__What is asked__:
A. Translate this sentence from the court opinion into Spanish: "The patent in suit, issued August 18, 1914, to Hugo Pick, makes one claim, and it is as follows:"
B. Using the court opinion, answer each question:
(i) Which circuit heard the case?
(ii) On what date was rehearing denied?
(iii) For which company did Fred Gerlach appear?

__Article__:
** START **

Nos. 4788, 4789.

63 F.2d 469 (1933)


Circuit Court of Appeals, Seventh Circuit.

Rehearing Denied March 31, 1933.

Attorney(s) appearing for the Case

Otto Raymond Barnett, Percival H. Truman, and Lawrence T. Barnett, all of Chicago, Ill., for Libbey Glass Mfg. Co.

Fred Gerlach, of Chicago, Ill. (Loucks, Eckert & Peterson, of Chicago, Ill., of counsel), for Albert Pick Co.

Before ALSCHULER, EVANS, and SPARKS, Circuit Judges.

SPARKS, Circuit Judge (after stating the facts as above).

The patent in suit, issued August 18, 1914, to Hugo Pick, makes one claim, and it is as follows:

"As an article of manufacture, a drinking glass having a suitable wall projecting upwardly from a base portion and terminating in an integral fragile rim of the same general contour and constituting a continuation of said wall, the wall being formed with a shallow bulge arranged below the rim to leave the usual mouth-engaging portion, but contiguous thereto, and projecting beyond the normal plane of the wall, the bulge being of relatively narrow width and being curved outwardly to present concavo-convex portions terminating in opposite directions vertically in gradual, reverse curvatures, merging into adjoining portions of the wall above and below the bulge to present uninterrupted smooth exterior and interior surfaces devoid of sharp lines or angles, and said bulge being arranged with reference to the mouth of the glass to insure separation of its fragile rim from similar rims of other glasses when grasped in group, to preserve said rim against fracture, substantially as described."

** END **

__Data provided__:

** START **

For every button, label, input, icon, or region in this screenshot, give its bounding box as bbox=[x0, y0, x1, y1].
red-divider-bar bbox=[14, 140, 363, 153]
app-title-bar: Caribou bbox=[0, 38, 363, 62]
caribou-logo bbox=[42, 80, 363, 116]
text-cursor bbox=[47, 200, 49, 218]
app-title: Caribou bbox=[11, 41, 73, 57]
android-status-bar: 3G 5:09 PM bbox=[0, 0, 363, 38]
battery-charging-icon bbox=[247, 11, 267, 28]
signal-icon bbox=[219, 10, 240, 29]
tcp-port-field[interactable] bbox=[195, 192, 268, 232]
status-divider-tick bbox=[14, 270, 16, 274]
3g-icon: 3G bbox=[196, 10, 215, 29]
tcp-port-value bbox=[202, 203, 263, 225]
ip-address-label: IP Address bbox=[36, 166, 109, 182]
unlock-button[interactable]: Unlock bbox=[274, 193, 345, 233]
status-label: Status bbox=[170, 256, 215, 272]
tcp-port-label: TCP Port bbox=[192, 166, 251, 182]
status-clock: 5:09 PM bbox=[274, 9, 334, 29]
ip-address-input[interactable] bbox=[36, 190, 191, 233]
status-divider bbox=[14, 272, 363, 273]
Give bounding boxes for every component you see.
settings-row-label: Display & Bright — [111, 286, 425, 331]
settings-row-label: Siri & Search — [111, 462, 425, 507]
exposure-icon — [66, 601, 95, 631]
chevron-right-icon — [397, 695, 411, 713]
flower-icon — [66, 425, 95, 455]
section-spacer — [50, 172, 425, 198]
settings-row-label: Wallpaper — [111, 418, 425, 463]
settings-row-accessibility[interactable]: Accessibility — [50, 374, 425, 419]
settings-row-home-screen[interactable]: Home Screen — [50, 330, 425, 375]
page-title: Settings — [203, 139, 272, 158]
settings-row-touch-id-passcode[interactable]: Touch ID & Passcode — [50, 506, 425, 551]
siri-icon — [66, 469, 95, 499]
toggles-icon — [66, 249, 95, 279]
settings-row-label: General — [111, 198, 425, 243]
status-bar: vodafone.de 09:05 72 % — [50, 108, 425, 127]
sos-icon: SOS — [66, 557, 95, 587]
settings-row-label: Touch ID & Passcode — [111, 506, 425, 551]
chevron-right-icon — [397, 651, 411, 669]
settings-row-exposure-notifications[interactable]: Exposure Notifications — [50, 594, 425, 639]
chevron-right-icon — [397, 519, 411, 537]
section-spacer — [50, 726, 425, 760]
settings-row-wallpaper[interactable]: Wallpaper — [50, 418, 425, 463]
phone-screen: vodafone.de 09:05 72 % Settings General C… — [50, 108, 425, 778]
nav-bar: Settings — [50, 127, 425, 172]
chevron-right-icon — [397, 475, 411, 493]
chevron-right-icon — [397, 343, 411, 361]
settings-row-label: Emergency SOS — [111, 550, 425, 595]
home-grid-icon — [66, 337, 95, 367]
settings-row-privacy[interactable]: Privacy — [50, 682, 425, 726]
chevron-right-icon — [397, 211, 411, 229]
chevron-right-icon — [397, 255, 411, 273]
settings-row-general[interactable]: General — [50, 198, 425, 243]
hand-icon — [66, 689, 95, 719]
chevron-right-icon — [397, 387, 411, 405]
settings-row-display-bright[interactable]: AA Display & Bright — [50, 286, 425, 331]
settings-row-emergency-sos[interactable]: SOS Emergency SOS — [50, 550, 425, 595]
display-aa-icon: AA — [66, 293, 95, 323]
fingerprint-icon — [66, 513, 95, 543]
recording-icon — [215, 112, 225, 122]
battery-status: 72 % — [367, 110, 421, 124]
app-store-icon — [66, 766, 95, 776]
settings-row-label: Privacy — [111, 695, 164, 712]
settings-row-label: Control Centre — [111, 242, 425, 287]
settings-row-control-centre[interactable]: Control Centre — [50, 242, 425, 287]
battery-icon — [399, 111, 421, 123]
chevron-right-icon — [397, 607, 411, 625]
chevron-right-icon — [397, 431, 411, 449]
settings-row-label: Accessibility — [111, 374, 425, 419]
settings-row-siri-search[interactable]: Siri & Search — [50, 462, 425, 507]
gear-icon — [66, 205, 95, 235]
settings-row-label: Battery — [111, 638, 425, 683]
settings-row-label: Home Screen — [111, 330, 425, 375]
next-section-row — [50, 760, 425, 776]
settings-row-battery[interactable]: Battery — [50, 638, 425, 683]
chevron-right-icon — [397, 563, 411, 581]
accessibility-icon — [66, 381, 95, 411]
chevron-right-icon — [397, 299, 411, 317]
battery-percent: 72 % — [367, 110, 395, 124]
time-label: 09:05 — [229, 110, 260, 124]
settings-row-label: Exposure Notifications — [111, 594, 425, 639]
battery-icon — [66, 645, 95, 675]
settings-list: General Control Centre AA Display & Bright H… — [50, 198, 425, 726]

** END **

__Solution list__:
A. La patente en litigio, expedida el 18 de agosto de 1914 a Hugo Pick, contiene una sola reivindicación, que es la siguiente:

B.
(i) The Seventh Circuit
(ii) March 31, 1933
(iii) Albert Pick Co.